(PROBLEM DESCRIPTION): Return each line of the material verbatim.

(RAW RECORDS):
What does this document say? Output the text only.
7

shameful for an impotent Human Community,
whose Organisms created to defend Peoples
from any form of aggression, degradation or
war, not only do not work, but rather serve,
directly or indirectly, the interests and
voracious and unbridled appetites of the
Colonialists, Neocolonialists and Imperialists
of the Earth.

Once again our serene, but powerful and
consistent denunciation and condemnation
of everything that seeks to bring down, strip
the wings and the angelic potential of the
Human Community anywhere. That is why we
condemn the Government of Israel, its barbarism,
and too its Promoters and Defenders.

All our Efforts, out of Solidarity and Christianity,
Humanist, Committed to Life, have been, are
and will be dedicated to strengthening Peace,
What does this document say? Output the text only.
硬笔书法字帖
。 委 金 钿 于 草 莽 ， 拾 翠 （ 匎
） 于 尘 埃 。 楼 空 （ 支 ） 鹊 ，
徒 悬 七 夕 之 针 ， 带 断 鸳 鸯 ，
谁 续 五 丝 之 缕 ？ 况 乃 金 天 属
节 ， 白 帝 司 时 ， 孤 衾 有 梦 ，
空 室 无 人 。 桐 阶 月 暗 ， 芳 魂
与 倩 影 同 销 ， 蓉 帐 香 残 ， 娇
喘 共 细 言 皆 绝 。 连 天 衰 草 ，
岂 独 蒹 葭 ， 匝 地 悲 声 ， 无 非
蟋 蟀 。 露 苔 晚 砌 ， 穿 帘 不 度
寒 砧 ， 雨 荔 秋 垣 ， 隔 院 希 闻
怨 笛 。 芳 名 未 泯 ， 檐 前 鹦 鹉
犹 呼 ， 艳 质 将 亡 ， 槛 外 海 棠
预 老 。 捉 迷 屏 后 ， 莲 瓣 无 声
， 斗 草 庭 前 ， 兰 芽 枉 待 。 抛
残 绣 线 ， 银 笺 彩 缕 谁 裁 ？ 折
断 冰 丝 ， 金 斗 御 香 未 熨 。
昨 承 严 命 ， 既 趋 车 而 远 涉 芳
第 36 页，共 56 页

(RESULT FOR THIS EXERCISE):
What does this document say? Output the text only.
7

shameful for an impotent Human Community,
whose Organisms created to defend Peoples
from any form of aggression, degradation or
war, not only do not work, but rather serve,
directly or indirectly, the interests and
voracious and unbridled appetites of the
Colonialists, Neocolonialists and Imperialists
of the Earth.

Once again our serene, but powerful and
consistent denunciation and condemnation
of everything that seeks to bring down, strip
the wings and the angelic potential of the
Human Community anywhere. That is why we
condemn the Government of Israel, its barbarism,
and too its Promoters and Defenders.

All our Efforts, out of Solidarity and Christianity,
Humanist, Committed to Life, have been, are
and will be dedicated to strengthening Peace,
What does this document say? Output the text only.
硬笔书法字帖
。 委 金 钿 于 草 莽 ， 拾 翠 （ 匎
） 于 尘 埃 。 楼 空 （ 支 ） 鹊 ，
徒 悬 七 夕 之 针 ， 带 断 鸳 鸯 ，
谁 续 五 丝 之 缕 ？ 况 乃 金 天 属
节 ， 白 帝 司 时 ， 孤 衾 有 梦 ，
空 室 无 人 。 桐 阶 月 暗 ， 芳 魂
与 倩 影 同 销 ， 蓉 帐 香 残 ， 娇
喘 共 细 言 皆 绝 。 连 天 衰 草 ，
岂 独 蒹 葭 ， 匝 地 悲 声 ， 无 非
蟋 蟀 。 露 苔 晚 砌 ， 穿 帘 不 度
寒 砧 ， 雨 荔 秋 垣 ， 隔 院 希 闻
怨 笛 。 芳 名 未 泯 ， 檐 前 鹦 鹉
犹 呼 ， 艳 质 将 亡 ， 槛 外 海 棠
预 老 。 捉 迷 屏 后 ， 莲 瓣 无 声
， 斗 草 庭 前 ， 兰 芽 枉 待 。 抛
残 绣 线 ， 银 笺 彩 缕 谁 裁 ？ 折
断 冰 丝 ， 金 斗 御 香 未 熨 。
昨 承 严 命 ， 既 趋 车 而 远 涉 芳
第 36 页，共 56 页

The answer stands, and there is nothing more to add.